TEXT BLOCK

This study has re-awakened our consciousness on the magnitude of maternal malnutrition in our rural areas. However, identifying the women before pregnancy and longitudinally following them throughout pregnancy would have been more appropriate. Furthermore, a 24 h dietary recall may not yield an accurate representation of the nutrient status and preferably, dietary recall for a month is more valuable. This is, however, difficult to achieve as most of the women may not be able to recall the exact food they took during the past one month. These short comings will be taken care of in future studies.
It is less than half a decade to the MDGs and maternal nutritional indices are not encouraging. Maternal/perinatal morbidity and mortality has remained unacceptably high, and it is patently obvious that the attainability of the MDGs is questionable. Regrettably, no concerted effort seems to be in place either by the government or the nongovernmental agencies. All energies and resources have been channeled into HIV/AIDs prevention and treatment with minimal input on the prevention of maternal malnutrition. This calls for desperate measures to improve the appalling situation, especially in the rural areas. This will include not only improving the macronutrients but also the micronutrients, particularly antioxidant micronutrients known to ameliorate the effects of oxidative stress. There is also absolute need for periodic public health education in these areas to notify women on the need for early antenatal care and nutritional blueprint for intending and expectant mothers.
Acknowledgement
We are grateful to the Health Officer in Ohaukwu LGA for permission and provision of logistic support for the study. We are also grateful to the nurses and other employees of the health centers at Ngbo for their co-operation during the study.
Footnotes
Source of Support: Nil.
Conflict of Interest: None declared.

RECORD SET

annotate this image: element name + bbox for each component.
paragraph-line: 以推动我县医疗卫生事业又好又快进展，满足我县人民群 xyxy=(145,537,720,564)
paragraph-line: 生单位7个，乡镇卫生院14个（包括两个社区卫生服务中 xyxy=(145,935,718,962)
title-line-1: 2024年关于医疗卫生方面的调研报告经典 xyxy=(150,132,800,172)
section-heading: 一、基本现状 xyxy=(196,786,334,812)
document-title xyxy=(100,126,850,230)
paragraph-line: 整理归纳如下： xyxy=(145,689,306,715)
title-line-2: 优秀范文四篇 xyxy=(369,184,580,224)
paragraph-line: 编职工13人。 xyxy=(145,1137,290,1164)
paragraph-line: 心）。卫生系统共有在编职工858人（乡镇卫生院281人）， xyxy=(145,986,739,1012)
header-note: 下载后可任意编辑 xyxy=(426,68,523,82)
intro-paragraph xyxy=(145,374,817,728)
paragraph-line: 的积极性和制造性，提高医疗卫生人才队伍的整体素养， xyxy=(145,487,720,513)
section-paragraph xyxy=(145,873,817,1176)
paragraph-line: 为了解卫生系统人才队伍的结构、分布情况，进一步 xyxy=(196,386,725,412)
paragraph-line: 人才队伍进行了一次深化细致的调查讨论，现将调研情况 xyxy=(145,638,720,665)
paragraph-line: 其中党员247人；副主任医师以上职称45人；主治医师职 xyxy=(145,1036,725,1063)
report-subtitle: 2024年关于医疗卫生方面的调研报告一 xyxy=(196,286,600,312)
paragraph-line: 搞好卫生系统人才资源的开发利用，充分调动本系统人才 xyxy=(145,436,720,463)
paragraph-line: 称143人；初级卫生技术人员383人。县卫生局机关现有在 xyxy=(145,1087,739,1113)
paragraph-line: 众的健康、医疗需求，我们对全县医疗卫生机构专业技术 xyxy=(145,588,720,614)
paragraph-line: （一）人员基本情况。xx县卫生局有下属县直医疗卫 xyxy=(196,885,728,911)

TASK PROMPT
Reproduce the whole text on maternal malnutrition in rural areas word for word, from its opening sentence through the conflict of interest statement.

SOLVED EXERCISE
This study has re-awakened our consciousness on the magnitude of maternal malnutrition in our rural areas. However, identifying the women before pregnancy and longitudinally following them throughout pregnancy would have been more appropriate. Furthermore, a 24 h dietary recall may not yield an accurate representation of the nutrient status and preferably, dietary recall for a month is more valuable. This is, however, difficult to achieve as most of the women may not be able to recall the exact food they took during the past one month. These short comings will be taken care of in future studies.
It is less than half a decade to the MDGs and maternal nutritional indices are not encouraging. Maternal/perinatal morbidity and mortality has remained unacceptably high, and it is patently obvious that the attainability of the MDGs is questionable. Regrettably, no concerted effort seems to be in place either by the government or the nongovernmental agencies. All energies and resources have been channeled into HIV/AIDs prevention and treatment with minimal input on the prevention of maternal malnutrition. This calls for desperate measures to improve the appalling situation, especially in the rural areas. This will include not only improving the macronutrients but also the micronutrients, particularly antioxidant micronutrients known to ameliorate the effects of oxidative stress. There is also absolute need for periodic public health education in these areas to notify women on the need for early antenatal care and nutritional blueprint for intending and expectant mothers.
Acknowledgement
We are grateful to the Health Officer in Ohaukwu LGA for permission and provision of logistic support for the study. We are also grateful to the nurses and other employees of the health centers at Ngbo for their co-operation during the study.
Footnotes
Source of Support: Nil.
Conflict of Interest: None declared.